Your goal —
Your copy of the material must match it exactly, except that pictures are dropped.

(Collected data entries)
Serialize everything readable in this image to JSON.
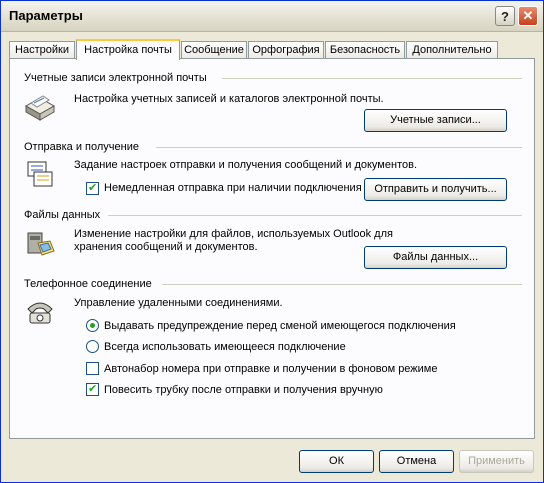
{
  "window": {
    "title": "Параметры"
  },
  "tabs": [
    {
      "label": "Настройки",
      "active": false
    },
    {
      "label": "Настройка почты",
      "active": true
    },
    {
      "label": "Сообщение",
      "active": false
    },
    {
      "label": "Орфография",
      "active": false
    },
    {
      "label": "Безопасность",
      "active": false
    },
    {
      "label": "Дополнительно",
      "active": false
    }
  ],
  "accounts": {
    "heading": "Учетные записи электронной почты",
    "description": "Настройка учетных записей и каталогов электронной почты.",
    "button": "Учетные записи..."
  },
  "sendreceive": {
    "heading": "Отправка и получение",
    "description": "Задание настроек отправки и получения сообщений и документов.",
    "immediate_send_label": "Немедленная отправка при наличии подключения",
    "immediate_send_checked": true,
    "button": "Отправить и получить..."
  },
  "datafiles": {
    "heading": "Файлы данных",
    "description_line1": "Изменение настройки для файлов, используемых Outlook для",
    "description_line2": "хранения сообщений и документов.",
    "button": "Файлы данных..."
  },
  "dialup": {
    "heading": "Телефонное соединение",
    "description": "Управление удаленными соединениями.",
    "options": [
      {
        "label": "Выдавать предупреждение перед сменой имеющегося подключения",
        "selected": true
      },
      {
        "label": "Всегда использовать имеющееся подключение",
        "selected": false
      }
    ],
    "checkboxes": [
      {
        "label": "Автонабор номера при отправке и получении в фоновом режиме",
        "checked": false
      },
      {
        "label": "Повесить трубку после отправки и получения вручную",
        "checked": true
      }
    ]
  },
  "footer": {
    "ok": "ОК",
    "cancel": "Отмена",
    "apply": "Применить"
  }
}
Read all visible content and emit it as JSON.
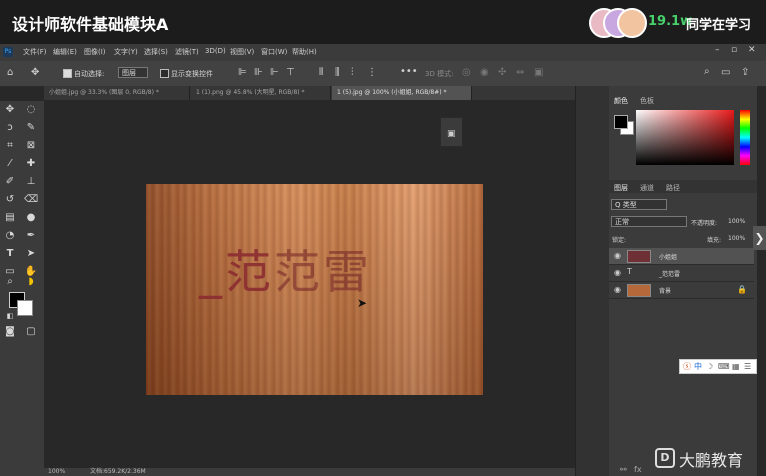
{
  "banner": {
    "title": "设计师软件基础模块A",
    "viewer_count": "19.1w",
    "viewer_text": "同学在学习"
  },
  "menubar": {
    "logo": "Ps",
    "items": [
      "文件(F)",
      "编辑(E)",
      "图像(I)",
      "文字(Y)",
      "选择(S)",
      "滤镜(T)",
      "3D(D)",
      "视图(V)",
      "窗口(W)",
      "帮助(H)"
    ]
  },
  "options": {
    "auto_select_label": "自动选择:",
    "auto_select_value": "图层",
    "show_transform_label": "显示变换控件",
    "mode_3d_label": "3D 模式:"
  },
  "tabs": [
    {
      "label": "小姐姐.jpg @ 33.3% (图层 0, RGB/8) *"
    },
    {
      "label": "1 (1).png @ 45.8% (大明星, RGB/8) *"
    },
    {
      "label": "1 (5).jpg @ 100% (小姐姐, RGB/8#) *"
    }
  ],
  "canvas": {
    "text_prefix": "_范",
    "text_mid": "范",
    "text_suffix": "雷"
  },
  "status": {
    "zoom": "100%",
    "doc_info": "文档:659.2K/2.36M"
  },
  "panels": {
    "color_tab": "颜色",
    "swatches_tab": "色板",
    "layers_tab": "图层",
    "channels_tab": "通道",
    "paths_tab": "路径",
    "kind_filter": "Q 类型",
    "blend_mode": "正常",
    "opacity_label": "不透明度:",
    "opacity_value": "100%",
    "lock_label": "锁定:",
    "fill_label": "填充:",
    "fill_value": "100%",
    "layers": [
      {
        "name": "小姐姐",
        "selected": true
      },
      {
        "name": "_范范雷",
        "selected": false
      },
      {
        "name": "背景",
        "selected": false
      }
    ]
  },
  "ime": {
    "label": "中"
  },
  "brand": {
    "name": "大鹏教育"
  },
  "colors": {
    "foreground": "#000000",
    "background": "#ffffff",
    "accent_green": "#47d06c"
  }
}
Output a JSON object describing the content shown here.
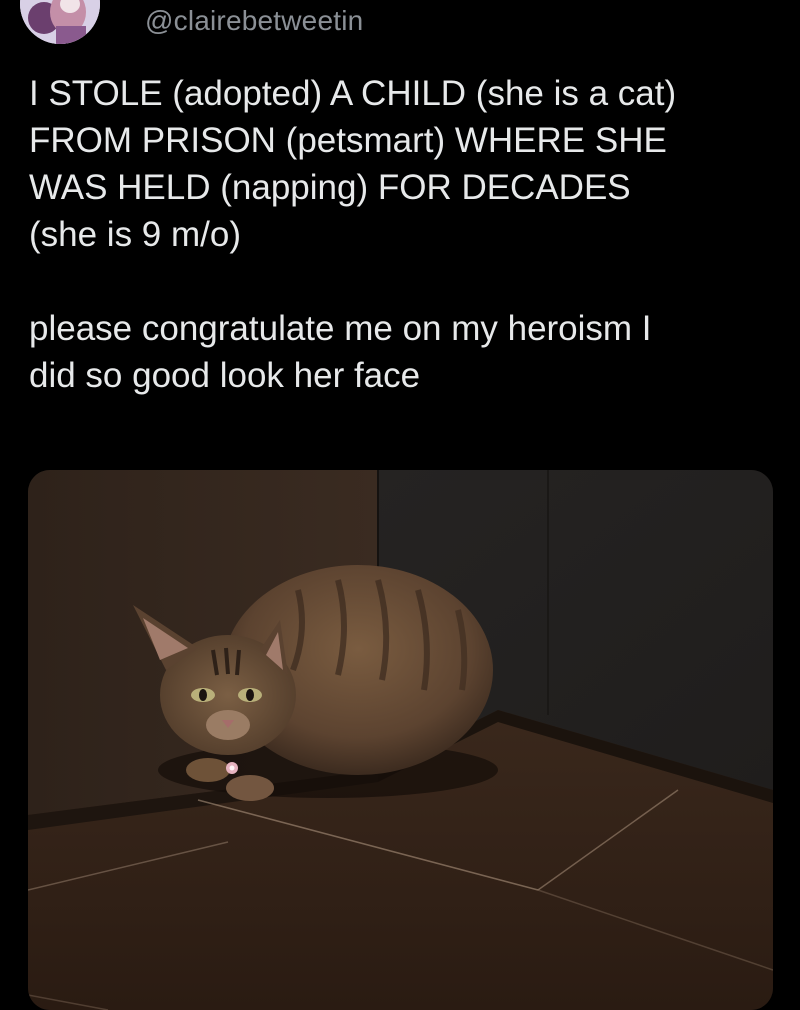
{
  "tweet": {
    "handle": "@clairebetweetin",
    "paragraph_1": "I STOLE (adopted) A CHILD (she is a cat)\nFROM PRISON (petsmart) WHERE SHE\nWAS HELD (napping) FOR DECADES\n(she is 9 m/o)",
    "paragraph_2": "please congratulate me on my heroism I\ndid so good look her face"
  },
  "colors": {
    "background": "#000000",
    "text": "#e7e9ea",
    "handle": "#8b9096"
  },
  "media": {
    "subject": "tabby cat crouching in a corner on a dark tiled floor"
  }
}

Completed task —
Serialize everything readable in this image to JSON.
{
  "window": {
    "title": "Параметры"
  },
  "tabs": [
    {
      "label": "Настройки",
      "active": false
    },
    {
      "label": "Настройка почты",
      "active": true
    },
    {
      "label": "Сообщение",
      "active": false
    },
    {
      "label": "Орфография",
      "active": false
    },
    {
      "label": "Безопасность",
      "active": false
    },
    {
      "label": "Дополнительно",
      "active": false
    }
  ],
  "accounts": {
    "heading": "Учетные записи электронной почты",
    "description": "Настройка учетных записей и каталогов электронной почты.",
    "button": "Учетные записи..."
  },
  "sendreceive": {
    "heading": "Отправка и получение",
    "description": "Задание настроек отправки и получения сообщений и документов.",
    "immediate_send_label": "Немедленная отправка при наличии подключения",
    "immediate_send_checked": true,
    "button": "Отправить и получить..."
  },
  "datafiles": {
    "heading": "Файлы данных",
    "description_line1": "Изменение настройки для файлов, используемых Outlook для",
    "description_line2": "хранения сообщений и документов.",
    "button": "Файлы данных..."
  },
  "dialup": {
    "heading": "Телефонное соединение",
    "description": "Управление удаленными соединениями.",
    "options": [
      {
        "label": "Выдавать предупреждение перед сменой имеющегося подключения",
        "selected": true
      },
      {
        "label": "Всегда использовать имеющееся подключение",
        "selected": false
      }
    ],
    "checkboxes": [
      {
        "label": "Автонабор номера при отправке и получении в фоновом режиме",
        "checked": false
      },
      {
        "label": "Повесить трубку после отправки и получения вручную",
        "checked": true
      }
    ]
  },
  "footer": {
    "ok": "ОК",
    "cancel": "Отмена",
    "apply": "Применить"
  }
}
Read all visible content and emit it as JSON.
{
  "banner": {
    "title": "设计师软件基础模块A",
    "viewer_count": "19.1w",
    "viewer_text": "同学在学习"
  },
  "menubar": {
    "logo": "Ps",
    "items": [
      "文件(F)",
      "编辑(E)",
      "图像(I)",
      "文字(Y)",
      "选择(S)",
      "滤镜(T)",
      "3D(D)",
      "视图(V)",
      "窗口(W)",
      "帮助(H)"
    ]
  },
  "options": {
    "auto_select_label": "自动选择:",
    "auto_select_value": "图层",
    "show_transform_label": "显示变换控件",
    "mode_3d_label": "3D 模式:"
  },
  "tabs": [
    {
      "label": "小姐姐.jpg @ 33.3% (图层 0, RGB/8) *"
    },
    {
      "label": "1 (1).png @ 45.8% (大明星, RGB/8) *"
    },
    {
      "label": "1 (5).jpg @ 100% (小姐姐, RGB/8#) *"
    }
  ],
  "canvas": {
    "text_prefix": "_范",
    "text_mid": "范",
    "text_suffix": "雷"
  },
  "status": {
    "zoom": "100%",
    "doc_info": "文档:659.2K/2.36M"
  },
  "panels": {
    "color_tab": "颜色",
    "swatches_tab": "色板",
    "layers_tab": "图层",
    "channels_tab": "通道",
    "paths_tab": "路径",
    "kind_filter": "Q 类型",
    "blend_mode": "正常",
    "opacity_label": "不透明度:",
    "opacity_value": "100%",
    "lock_label": "锁定:",
    "fill_label": "填充:",
    "fill_value": "100%",
    "layers": [
      {
        "name": "小姐姐",
        "selected": true
      },
      {
        "name": "_范范雷",
        "selected": false
      },
      {
        "name": "背景",
        "selected": false
      }
    ]
  },
  "ime": {
    "label": "中"
  },
  "brand": {
    "name": "大鹏教育"
  },
  "colors": {
    "foreground": "#000000",
    "background": "#ffffff",
    "accent_green": "#47d06c"
  }
}
Output a JSON object describing the content shown here.
{
  "tweet": {
    "handle": "@clairebetweetin",
    "paragraph_1": "I STOLE (adopted) A CHILD (she is a cat)\nFROM PRISON (petsmart) WHERE SHE\nWAS HELD (napping) FOR DECADES\n(she is 9 m/o)",
    "paragraph_2": "please congratulate me on my heroism I\ndid so good look her face"
  },
  "colors": {
    "background": "#000000",
    "text": "#e7e9ea",
    "handle": "#8b9096"
  },
  "media": {
    "subject": "tabby cat crouching in a corner on a dark tiled floor"
  }
}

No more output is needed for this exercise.